● Directions: Output the full listing word for word.

====== Data lines ======

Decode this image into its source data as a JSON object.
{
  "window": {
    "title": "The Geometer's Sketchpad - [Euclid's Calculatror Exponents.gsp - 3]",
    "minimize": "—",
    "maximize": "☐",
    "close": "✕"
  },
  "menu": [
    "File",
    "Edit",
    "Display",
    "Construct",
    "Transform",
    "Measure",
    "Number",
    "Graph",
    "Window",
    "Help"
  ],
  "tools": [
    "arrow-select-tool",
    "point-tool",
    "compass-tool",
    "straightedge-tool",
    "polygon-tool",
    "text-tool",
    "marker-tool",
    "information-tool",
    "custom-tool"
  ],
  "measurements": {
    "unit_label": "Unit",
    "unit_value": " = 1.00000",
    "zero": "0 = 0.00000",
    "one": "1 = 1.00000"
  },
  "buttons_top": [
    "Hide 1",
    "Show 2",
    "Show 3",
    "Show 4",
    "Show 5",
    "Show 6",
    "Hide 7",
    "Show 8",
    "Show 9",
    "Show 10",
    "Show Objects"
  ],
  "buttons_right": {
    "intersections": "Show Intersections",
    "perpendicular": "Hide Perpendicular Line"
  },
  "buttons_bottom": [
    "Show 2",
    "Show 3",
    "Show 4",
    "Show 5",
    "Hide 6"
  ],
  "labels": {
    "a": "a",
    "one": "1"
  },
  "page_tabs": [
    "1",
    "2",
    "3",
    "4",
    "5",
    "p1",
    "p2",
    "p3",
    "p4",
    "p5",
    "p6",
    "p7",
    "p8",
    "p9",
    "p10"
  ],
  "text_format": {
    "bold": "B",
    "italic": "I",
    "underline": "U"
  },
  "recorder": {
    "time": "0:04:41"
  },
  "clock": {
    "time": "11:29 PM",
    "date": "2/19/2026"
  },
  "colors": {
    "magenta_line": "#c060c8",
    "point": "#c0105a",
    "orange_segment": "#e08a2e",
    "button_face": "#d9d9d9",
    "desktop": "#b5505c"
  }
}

======

● The answer:
Decode this image into its source data as a JSON object.
{
  "window": {
    "title": "The Geometer's Sketchpad - [Euclid's Calculatror Exponents.gsp - 3]",
    "minimize": "—",
    "maximize": "☐",
    "close": "✕"
  },
  "menu": [
    "File",
    "Edit",
    "Display",
    "Construct",
    "Transform",
    "Measure",
    "Number",
    "Graph",
    "Window",
    "Help"
  ],
  "tools": [
    "arrow-select-tool",
    "point-tool",
    "compass-tool",
    "straightedge-tool",
    "polygon-tool",
    "text-tool",
    "marker-tool",
    "information-tool",
    "custom-tool"
  ],
  "measurements": {
    "unit_label": "Unit",
    "unit_value": " = 1.00000",
    "zero": "0 = 0.00000",
    "one": "1 = 1.00000"
  },
  "buttons_top": [
    "Hide 1",
    "Show 2",
    "Show 3",
    "Show 4",
    "Show 5",
    "Show 6",
    "Hide 7",
    "Show 8",
    "Show 9",
    "Show 10",
    "Show Objects"
  ],
  "buttons_right": {
    "intersections": "Show Intersections",
    "perpendicular": "Hide Perpendicular Line"
  },
  "buttons_bottom": [
    "Show 2",
    "Show 3",
    "Show 4",
    "Show 5",
    "Hide 6"
  ],
  "labels": {
    "a": "a",
    "one": "1"
  },
  "page_tabs": [
    "1",
    "2",
    "3",
    "4",
    "5",
    "p1",
    "p2",
    "p3",
    "p4",
    "p5",
    "p6",
    "p7",
    "p8",
    "p9",
    "p10"
  ],
  "text_format": {
    "bold": "B",
    "italic": "I",
    "underline": "U"
  },
  "recorder": {
    "time": "0:04:41"
  },
  "clock": {
    "time": "11:29 PM",
    "date": "2/19/2026"
  },
  "colors": {
    "magenta_line": "#c060c8",
    "point": "#c0105a",
    "orange_segment": "#e08a2e",
    "button_face": "#d9d9d9",
    "desktop": "#b5505c"
  }
}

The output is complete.